● **INSTRUCTIONS FOR THE TASK**: Select and reproduce each line of the listing below that bears the string "consumer".

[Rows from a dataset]
####

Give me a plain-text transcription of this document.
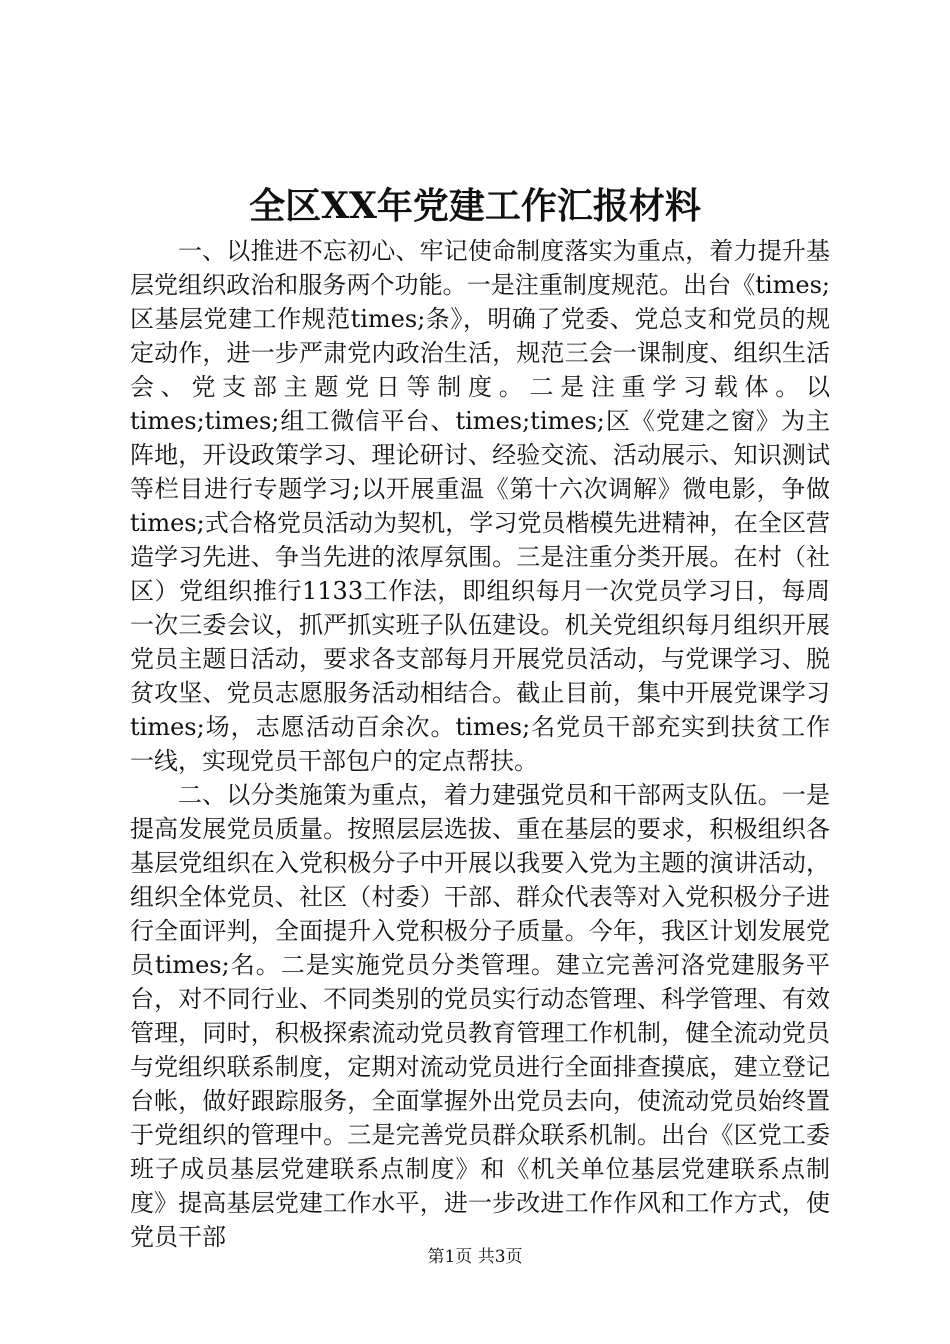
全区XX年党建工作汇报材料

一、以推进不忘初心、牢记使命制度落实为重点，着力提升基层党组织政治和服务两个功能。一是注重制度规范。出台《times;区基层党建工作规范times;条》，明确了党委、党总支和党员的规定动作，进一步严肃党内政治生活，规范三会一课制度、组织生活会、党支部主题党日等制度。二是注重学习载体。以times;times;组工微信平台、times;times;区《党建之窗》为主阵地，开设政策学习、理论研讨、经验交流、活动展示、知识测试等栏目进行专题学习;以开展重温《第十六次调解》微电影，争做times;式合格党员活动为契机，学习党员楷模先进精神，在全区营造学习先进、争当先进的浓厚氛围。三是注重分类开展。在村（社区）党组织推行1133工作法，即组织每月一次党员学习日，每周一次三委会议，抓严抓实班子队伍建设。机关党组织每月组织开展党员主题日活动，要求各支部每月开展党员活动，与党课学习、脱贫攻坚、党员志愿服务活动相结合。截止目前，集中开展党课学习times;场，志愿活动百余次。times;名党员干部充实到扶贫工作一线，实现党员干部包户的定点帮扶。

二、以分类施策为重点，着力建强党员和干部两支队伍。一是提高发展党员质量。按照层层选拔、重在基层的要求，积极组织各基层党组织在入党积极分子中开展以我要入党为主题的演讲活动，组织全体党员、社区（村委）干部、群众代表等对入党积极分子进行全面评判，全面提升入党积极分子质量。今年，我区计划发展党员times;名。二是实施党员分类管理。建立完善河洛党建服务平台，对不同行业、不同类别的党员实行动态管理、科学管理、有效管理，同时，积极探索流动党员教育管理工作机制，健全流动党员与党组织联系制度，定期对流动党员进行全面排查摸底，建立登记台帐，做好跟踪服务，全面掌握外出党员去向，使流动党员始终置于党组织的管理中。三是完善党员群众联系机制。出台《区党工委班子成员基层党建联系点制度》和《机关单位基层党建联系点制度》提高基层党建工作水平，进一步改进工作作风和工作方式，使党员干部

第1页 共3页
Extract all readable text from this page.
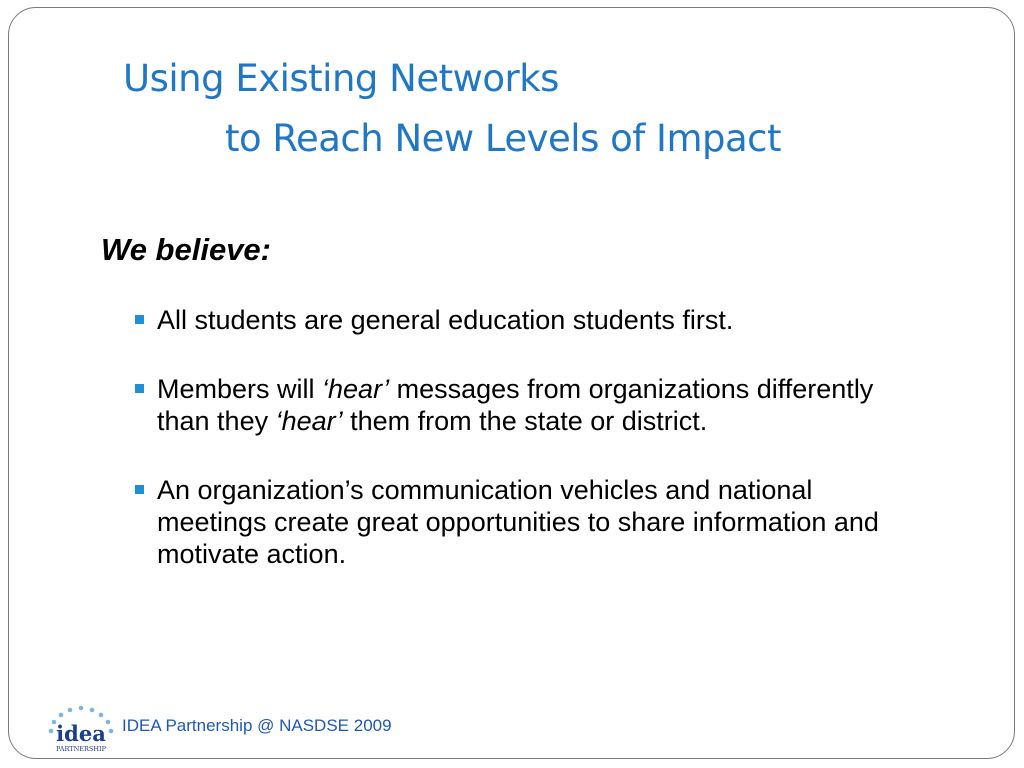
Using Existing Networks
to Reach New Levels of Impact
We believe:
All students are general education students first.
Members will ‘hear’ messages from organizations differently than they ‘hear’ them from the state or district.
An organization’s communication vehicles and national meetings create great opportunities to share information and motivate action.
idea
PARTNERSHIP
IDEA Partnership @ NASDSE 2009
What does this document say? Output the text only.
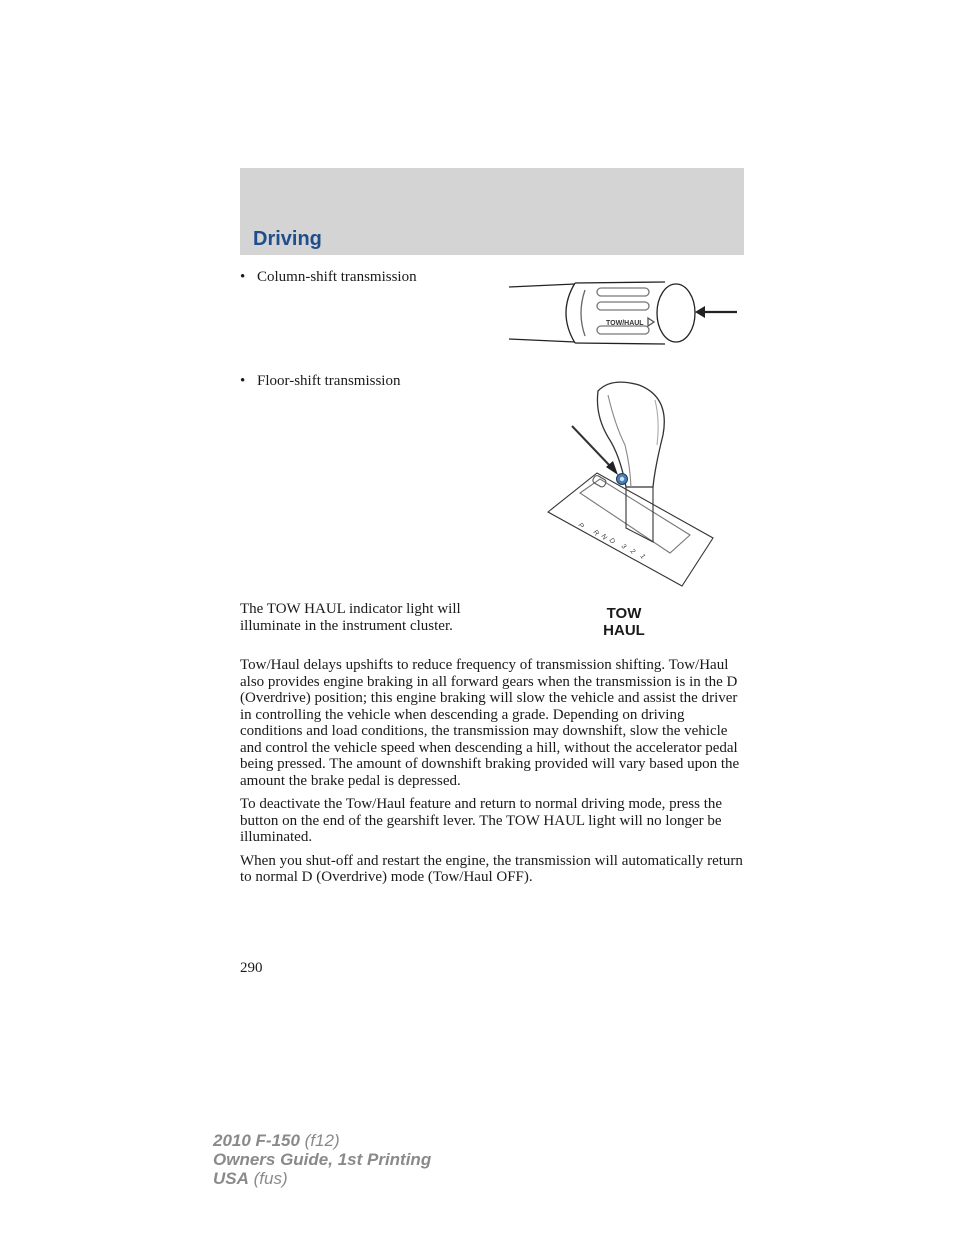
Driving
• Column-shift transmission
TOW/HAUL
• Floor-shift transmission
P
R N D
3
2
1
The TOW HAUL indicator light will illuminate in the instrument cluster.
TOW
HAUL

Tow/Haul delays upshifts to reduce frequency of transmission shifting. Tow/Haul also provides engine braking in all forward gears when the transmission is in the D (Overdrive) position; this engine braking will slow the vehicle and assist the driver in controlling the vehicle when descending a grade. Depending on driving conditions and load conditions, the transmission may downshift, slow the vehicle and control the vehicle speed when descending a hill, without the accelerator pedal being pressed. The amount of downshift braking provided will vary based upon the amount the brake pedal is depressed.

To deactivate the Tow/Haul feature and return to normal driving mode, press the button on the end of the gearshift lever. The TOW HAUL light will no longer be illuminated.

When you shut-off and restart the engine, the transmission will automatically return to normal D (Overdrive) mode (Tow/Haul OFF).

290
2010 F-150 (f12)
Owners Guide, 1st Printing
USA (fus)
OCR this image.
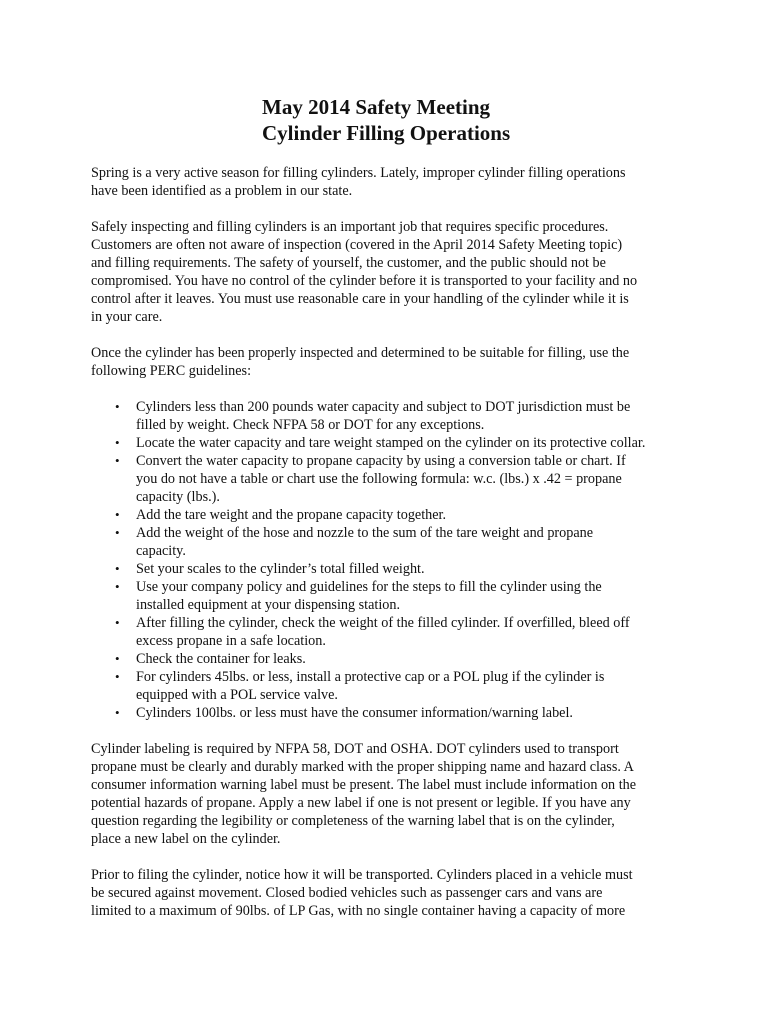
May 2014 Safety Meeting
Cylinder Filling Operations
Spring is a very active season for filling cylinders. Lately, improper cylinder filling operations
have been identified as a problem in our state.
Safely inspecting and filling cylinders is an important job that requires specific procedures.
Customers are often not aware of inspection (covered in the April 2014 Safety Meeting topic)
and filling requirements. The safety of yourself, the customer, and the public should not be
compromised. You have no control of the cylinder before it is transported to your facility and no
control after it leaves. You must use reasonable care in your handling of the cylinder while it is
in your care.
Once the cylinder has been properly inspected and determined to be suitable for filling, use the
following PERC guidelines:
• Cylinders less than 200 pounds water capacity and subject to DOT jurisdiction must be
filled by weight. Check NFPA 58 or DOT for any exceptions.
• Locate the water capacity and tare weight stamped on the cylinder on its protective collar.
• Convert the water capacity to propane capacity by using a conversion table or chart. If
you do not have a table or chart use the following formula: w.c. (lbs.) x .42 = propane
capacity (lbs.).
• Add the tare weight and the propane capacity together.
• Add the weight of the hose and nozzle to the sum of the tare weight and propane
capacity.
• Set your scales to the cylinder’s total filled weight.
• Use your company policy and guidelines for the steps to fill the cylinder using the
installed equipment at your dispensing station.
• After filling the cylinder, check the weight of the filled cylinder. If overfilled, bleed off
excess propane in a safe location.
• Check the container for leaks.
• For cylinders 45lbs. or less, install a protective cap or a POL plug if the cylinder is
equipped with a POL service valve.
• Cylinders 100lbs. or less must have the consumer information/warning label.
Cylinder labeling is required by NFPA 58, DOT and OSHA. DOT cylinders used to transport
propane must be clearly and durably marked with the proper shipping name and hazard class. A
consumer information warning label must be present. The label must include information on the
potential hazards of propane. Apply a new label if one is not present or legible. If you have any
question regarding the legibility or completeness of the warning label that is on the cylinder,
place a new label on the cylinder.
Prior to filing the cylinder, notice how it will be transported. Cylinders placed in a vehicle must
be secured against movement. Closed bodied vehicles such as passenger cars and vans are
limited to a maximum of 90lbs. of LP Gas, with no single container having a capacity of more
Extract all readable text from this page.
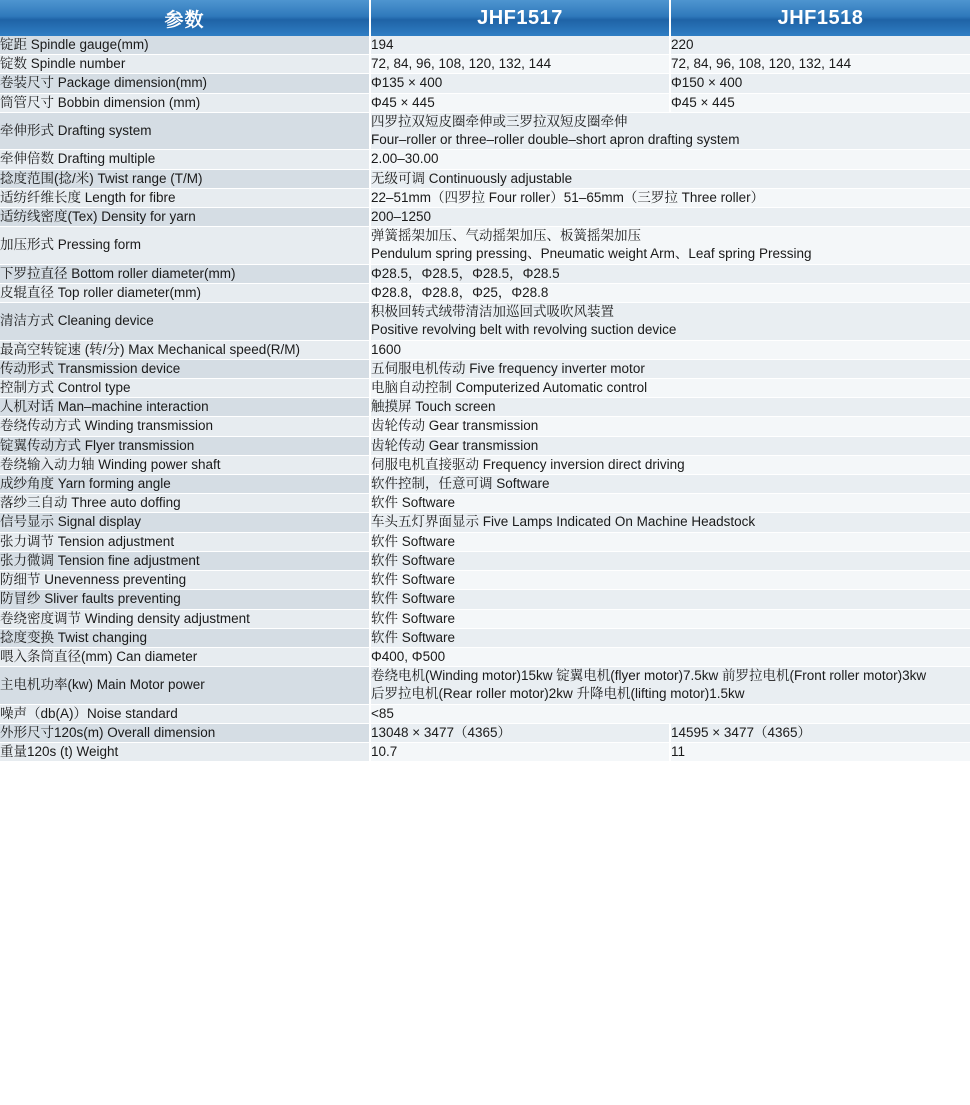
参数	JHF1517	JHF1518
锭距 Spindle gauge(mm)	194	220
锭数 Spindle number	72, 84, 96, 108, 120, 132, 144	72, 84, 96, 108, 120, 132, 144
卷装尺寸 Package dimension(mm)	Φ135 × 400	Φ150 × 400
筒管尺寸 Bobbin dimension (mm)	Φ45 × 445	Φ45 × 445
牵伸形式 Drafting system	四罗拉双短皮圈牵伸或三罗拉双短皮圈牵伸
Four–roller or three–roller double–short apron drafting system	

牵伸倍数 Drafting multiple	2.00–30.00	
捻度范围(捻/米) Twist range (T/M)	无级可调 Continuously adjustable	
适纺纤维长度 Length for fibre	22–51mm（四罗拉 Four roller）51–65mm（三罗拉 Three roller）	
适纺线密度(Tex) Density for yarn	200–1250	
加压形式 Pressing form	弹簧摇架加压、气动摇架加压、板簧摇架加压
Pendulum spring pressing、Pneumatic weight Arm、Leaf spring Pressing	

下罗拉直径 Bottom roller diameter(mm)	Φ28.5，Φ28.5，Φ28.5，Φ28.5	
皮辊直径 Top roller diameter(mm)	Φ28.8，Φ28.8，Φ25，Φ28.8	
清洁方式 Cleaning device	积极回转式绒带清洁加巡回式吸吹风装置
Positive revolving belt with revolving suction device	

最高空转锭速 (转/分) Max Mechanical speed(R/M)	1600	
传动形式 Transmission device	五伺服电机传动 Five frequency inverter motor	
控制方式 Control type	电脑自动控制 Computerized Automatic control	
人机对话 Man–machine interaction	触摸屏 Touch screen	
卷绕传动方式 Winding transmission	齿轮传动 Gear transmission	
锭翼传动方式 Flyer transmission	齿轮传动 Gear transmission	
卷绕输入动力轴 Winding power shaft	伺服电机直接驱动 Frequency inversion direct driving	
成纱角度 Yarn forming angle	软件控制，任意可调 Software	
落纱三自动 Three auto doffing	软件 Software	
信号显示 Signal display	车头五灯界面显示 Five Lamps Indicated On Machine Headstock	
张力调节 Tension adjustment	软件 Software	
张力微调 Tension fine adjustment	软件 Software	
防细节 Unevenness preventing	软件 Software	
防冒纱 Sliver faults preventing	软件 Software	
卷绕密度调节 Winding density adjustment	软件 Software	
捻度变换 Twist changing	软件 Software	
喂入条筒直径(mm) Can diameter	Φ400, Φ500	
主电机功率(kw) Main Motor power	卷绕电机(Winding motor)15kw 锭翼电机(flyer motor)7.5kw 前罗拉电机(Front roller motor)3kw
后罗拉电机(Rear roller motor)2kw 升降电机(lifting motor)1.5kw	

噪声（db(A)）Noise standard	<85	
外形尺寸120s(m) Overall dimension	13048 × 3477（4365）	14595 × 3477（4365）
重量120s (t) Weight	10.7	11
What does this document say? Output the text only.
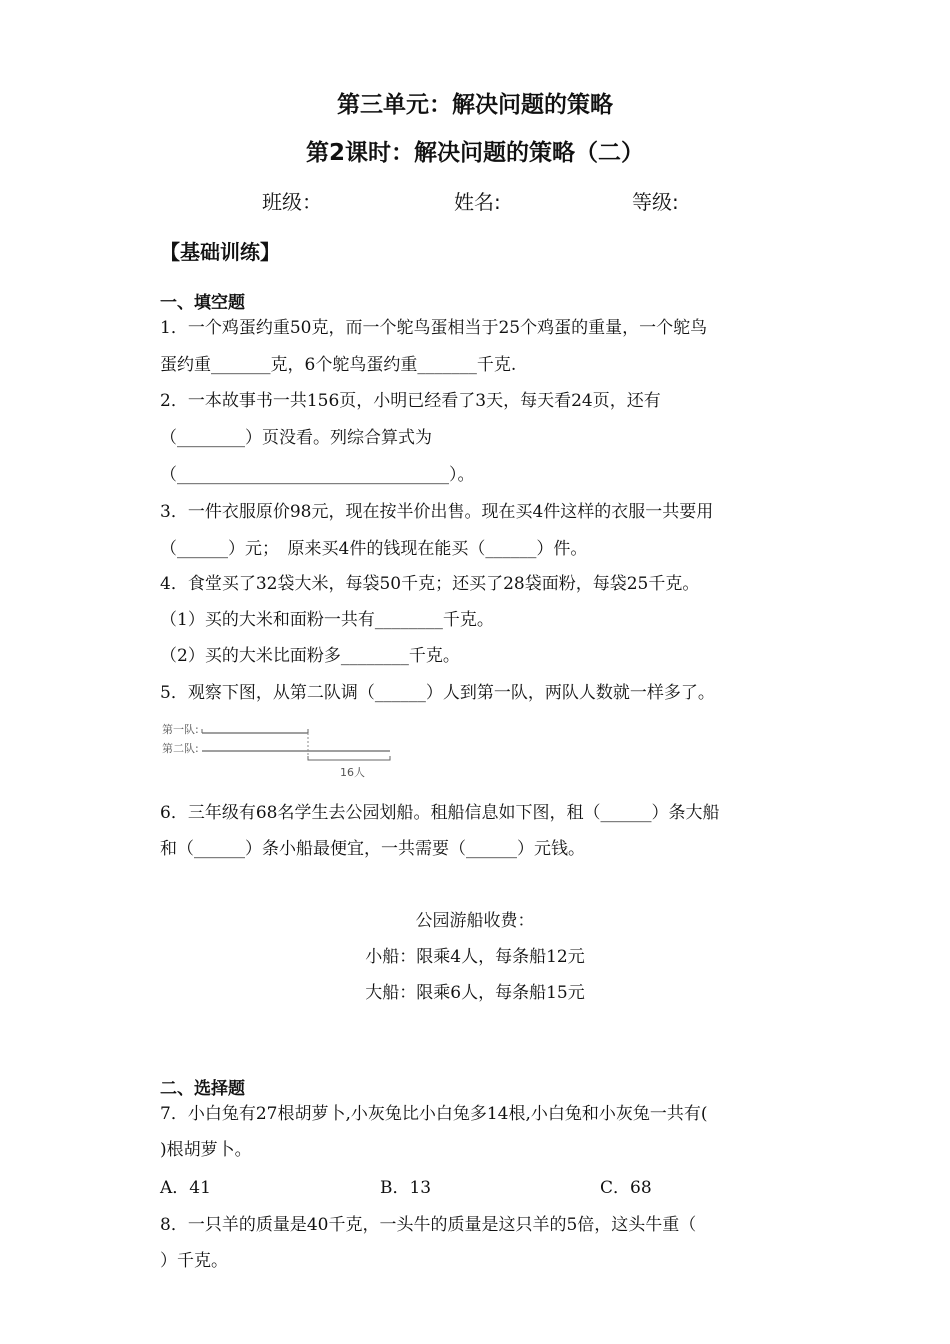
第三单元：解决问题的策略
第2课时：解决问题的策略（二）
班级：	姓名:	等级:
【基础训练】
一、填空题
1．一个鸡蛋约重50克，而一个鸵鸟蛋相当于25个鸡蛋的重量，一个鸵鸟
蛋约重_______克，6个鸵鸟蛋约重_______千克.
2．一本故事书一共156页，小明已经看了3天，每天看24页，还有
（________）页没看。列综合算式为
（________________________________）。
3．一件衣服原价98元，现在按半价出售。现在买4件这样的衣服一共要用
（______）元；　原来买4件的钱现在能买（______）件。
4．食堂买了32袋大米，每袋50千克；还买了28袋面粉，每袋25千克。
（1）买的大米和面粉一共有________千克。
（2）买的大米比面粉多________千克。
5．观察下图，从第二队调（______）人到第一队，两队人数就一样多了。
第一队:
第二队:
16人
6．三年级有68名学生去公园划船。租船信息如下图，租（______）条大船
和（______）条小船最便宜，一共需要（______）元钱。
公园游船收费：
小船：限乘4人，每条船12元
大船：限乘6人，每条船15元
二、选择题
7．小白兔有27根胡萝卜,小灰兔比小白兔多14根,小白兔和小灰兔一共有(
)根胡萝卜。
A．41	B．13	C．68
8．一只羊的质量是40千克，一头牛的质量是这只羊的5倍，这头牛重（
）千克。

####

● **EXERCISE OUTPUT**:
• Cylinders 100lbs. or less must have the consumer information/warning label.
consumer information warning label must be present. The label must include information on the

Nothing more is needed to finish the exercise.